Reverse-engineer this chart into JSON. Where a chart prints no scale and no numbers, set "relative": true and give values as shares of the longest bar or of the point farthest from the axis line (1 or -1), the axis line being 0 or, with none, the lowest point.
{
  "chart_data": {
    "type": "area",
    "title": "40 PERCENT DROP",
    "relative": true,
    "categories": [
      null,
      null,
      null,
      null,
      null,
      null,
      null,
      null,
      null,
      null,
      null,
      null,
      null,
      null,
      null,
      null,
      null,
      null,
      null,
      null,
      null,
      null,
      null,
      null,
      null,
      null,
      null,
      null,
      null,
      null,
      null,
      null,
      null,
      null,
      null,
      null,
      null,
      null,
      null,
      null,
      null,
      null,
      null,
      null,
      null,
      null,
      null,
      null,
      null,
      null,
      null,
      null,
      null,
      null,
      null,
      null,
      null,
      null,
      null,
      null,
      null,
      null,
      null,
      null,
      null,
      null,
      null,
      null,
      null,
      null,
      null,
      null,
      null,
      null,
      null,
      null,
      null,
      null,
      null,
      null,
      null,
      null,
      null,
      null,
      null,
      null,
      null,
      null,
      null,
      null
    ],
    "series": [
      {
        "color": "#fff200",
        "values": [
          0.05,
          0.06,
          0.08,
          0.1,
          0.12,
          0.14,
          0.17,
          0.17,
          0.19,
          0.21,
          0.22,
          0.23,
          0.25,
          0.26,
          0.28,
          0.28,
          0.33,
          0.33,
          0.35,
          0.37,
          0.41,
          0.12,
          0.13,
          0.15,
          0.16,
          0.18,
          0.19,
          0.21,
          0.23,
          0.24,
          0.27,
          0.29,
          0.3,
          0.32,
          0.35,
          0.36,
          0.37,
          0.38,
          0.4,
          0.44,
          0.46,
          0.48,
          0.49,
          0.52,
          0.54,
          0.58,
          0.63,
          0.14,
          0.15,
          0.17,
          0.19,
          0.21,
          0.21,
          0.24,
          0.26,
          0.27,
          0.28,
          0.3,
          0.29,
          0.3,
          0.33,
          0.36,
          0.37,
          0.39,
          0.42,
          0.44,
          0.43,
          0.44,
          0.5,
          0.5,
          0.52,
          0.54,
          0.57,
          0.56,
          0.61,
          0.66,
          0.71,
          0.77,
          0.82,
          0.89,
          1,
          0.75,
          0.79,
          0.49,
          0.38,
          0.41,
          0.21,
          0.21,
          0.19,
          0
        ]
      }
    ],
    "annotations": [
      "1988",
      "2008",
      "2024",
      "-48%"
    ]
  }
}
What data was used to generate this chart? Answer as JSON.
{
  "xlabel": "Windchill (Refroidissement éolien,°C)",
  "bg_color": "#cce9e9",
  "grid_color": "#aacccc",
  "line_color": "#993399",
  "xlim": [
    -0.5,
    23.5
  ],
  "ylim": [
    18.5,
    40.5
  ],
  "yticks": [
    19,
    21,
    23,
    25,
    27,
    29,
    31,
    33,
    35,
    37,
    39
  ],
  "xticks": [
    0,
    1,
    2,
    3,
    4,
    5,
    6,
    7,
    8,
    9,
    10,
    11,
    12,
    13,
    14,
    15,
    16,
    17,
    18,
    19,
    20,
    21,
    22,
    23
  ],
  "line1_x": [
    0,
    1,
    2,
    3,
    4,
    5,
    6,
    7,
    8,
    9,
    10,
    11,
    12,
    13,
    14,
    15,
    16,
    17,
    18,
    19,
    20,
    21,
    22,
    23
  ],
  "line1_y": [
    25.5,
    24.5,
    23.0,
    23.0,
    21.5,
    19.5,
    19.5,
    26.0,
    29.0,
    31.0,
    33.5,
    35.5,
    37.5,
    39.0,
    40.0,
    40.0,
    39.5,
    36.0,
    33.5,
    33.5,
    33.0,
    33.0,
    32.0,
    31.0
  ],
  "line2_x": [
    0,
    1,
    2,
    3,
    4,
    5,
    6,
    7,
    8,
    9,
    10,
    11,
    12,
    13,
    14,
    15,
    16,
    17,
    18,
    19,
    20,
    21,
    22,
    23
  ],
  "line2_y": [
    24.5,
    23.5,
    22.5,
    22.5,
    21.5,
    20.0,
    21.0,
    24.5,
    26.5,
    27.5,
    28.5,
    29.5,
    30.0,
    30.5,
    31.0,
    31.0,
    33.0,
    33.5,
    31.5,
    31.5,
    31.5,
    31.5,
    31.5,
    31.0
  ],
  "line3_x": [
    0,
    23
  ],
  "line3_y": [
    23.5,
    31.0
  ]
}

_Aim of the exercise_
Each line in the listing above that contains "relative" should be copied.

_Task result_
Reverse-engineer this chart into JSON. Where a chart prints no scale and no numbers, set "relative": true and give values as shares of the longest bar or of the point farthest from the axis line (1 or -1), the axis line being 0 or, with none, the lowest point.
    "relative": true,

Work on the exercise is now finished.